[Data extracted from a collection]
= = = =
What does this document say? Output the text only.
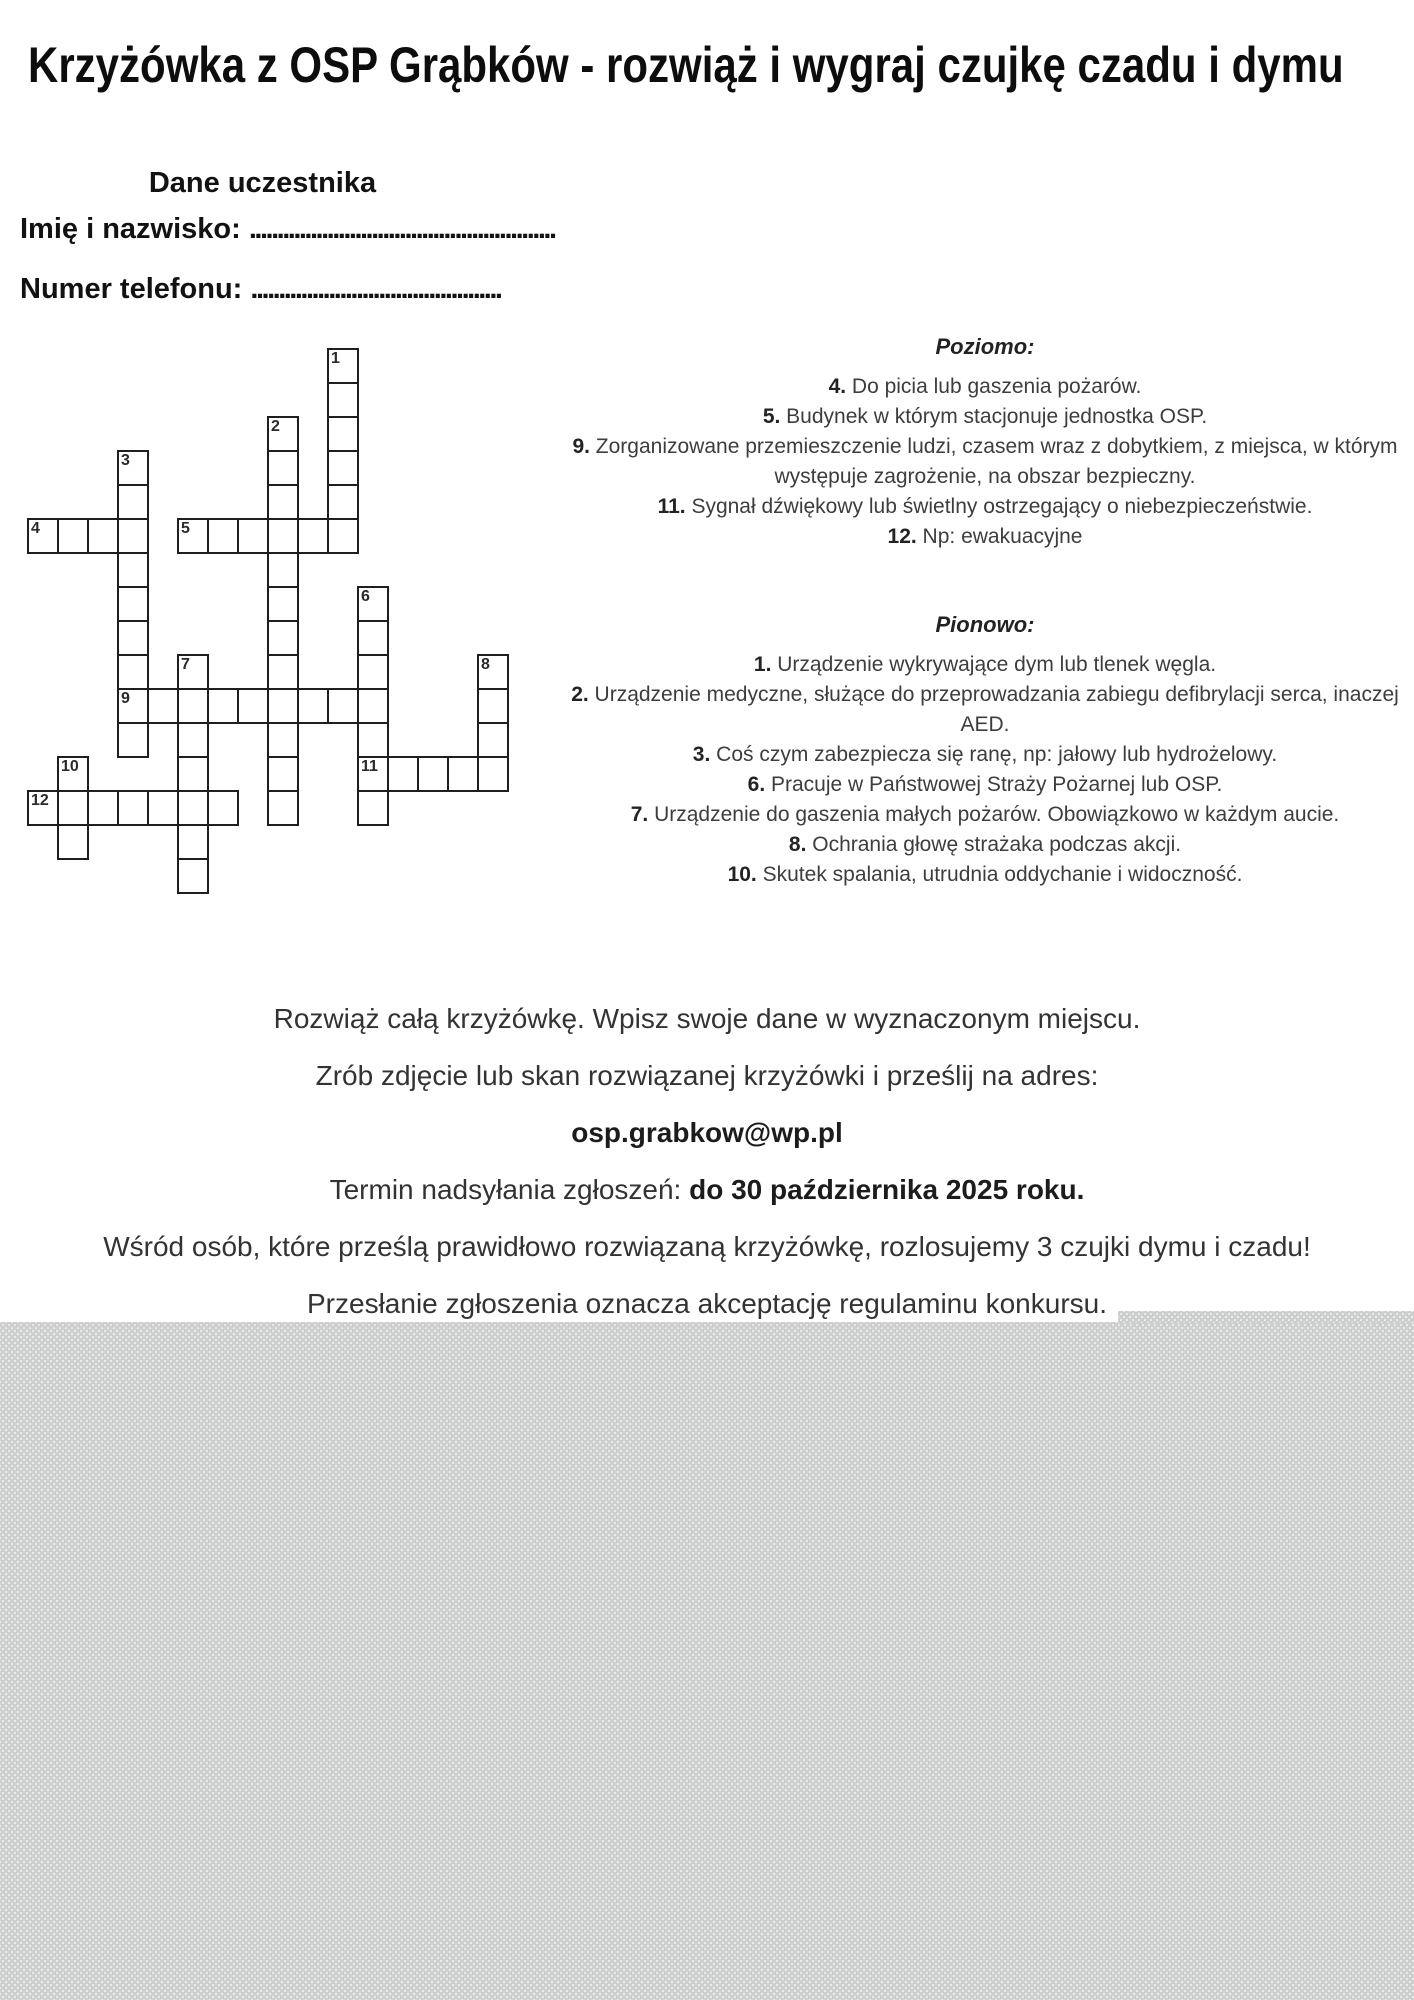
Krzyżówka z OSP Grąbków - rozwiąż i wygraj czujkę czadu i dymu
Dane uczestnika
Imię i nazwisko: .......................................................
Numer telefonu: .............................................
1
2
3
9
4	5
6
11
7	8
10
12
Poziomo:
4. Do picia lub gaszenia pożarów.
5. Budynek w którym stacjonuje jednostka OSP.
9. Zorganizowane przemieszczenie ludzi, czasem wraz z dobytkiem, z miejsca, w którym występuje zagrożenie, na obszar bezpieczny.
11. Sygnał dźwiękowy lub świetlny ostrzegający o niebezpieczeństwie.
12. Np: ewakuacyjne
Pionowo:
1. Urządzenie wykrywające dym lub tlenek węgla.
2. Urządzenie medyczne, służące do przeprowadzania zabiegu defibrylacji serca, inaczej AED.
3. Coś czym zabezpiecza się ranę, np: jałowy lub hydrożelowy.
6. Pracuje w Państwowej Straży Pożarnej lub OSP.
7. Urządzenie do gaszenia małych pożarów. Obowiązkowo w każdym aucie.
8. Ochrania głowę strażaka podczas akcji.
10. Skutek spalania, utrudnia oddychanie i widoczność.
Rozwiąż całą krzyżówkę. Wpisz swoje dane w wyznaczonym miejscu.
Zrób zdjęcie lub skan rozwiązanej krzyżówki i prześlij na adres:
osp.grabkow@wp.pl
Termin nadsyłania zgłoszeń: do 30 października 2025 roku.
Wśród osób, które prześlą prawidłowo rozwiązaną krzyżówkę, rozlosujemy 3 czujki dymu i czadu!
Przesłanie zgłoszenia oznacza akceptację regulaminu konkursu.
= = = =
From the listing above, collect every line that mentions the word "dymu".

Krzyżówka z OSP Grąbków - rozwiąż i wygraj czujkę czadu i dymu
Wśród osób, które prześlą prawidłowo rozwiązaną krzyżówkę, rozlosujemy 3 czujki dymu i czadu!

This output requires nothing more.